* _TASK GOAL_:
Every entry should be repeated exactly. Omit the pictures.

(Records that describe figures)
╭──

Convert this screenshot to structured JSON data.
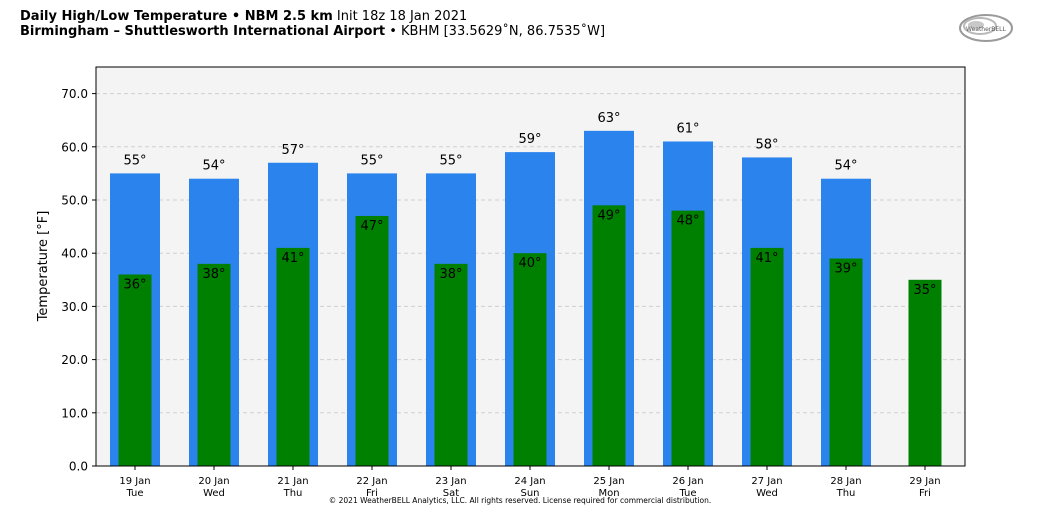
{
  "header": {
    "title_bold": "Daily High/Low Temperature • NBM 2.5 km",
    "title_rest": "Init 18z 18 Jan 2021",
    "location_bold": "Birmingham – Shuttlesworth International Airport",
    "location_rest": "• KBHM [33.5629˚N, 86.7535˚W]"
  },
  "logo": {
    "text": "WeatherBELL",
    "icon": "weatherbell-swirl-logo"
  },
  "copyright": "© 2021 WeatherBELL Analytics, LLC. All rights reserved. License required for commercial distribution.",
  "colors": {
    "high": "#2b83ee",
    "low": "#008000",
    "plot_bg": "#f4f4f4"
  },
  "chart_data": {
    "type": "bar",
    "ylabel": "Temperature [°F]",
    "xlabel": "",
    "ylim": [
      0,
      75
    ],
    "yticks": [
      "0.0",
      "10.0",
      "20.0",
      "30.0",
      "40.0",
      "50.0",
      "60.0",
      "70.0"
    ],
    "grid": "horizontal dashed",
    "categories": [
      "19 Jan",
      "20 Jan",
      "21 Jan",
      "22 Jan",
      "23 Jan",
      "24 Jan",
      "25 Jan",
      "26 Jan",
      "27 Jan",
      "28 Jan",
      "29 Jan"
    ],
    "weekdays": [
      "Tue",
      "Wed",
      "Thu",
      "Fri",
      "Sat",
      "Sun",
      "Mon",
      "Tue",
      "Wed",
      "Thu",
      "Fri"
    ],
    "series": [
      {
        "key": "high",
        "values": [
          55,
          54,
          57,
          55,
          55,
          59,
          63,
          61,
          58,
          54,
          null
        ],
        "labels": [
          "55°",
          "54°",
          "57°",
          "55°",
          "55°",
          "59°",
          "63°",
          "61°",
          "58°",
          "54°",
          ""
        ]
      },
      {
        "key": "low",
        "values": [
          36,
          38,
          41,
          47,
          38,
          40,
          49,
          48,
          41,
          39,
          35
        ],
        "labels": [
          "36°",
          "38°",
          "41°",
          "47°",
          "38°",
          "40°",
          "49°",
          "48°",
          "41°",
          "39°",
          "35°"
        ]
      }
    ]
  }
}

╰──

* _CORRECT RESPONSE_:
Convert this screenshot to structured JSON data.
{
  "header": {
    "title_bold": "Daily High/Low Temperature • NBM 2.5 km",
    "title_rest": "Init 18z 18 Jan 2021",
    "location_bold": "Birmingham – Shuttlesworth International Airport",
    "location_rest": "• KBHM [33.5629˚N, 86.7535˚W]"
  },
  "logo": {
    "text": "WeatherBELL",
    "icon": "weatherbell-swirl-logo"
  },
  "copyright": "© 2021 WeatherBELL Analytics, LLC. All rights reserved. License required for commercial distribution.",
  "colors": {
    "high": "#2b83ee",
    "low": "#008000",
    "plot_bg": "#f4f4f4"
  },
  "chart_data": {
    "type": "bar",
    "ylabel": "Temperature [°F]",
    "xlabel": "",
    "ylim": [
      0,
      75
    ],
    "yticks": [
      "0.0",
      "10.0",
      "20.0",
      "30.0",
      "40.0",
      "50.0",
      "60.0",
      "70.0"
    ],
    "grid": "horizontal dashed",
    "categories": [
      "19 Jan",
      "20 Jan",
      "21 Jan",
      "22 Jan",
      "23 Jan",
      "24 Jan",
      "25 Jan",
      "26 Jan",
      "27 Jan",
      "28 Jan",
      "29 Jan"
    ],
    "weekdays": [
      "Tue",
      "Wed",
      "Thu",
      "Fri",
      "Sat",
      "Sun",
      "Mon",
      "Tue",
      "Wed",
      "Thu",
      "Fri"
    ],
    "series": [
      {
        "key": "high",
        "values": [
          55,
          54,
          57,
          55,
          55,
          59,
          63,
          61,
          58,
          54,
          null
        ],
        "labels": [
          "55°",
          "54°",
          "57°",
          "55°",
          "55°",
          "59°",
          "63°",
          "61°",
          "58°",
          "54°",
          ""
        ]
      },
      {
        "key": "low",
        "values": [
          36,
          38,
          41,
          47,
          38,
          40,
          49,
          48,
          41,
          39,
          35
        ],
        "labels": [
          "36°",
          "38°",
          "41°",
          "47°",
          "38°",
          "40°",
          "49°",
          "48°",
          "41°",
          "39°",
          "35°"
        ]
      }
    ]
  }
}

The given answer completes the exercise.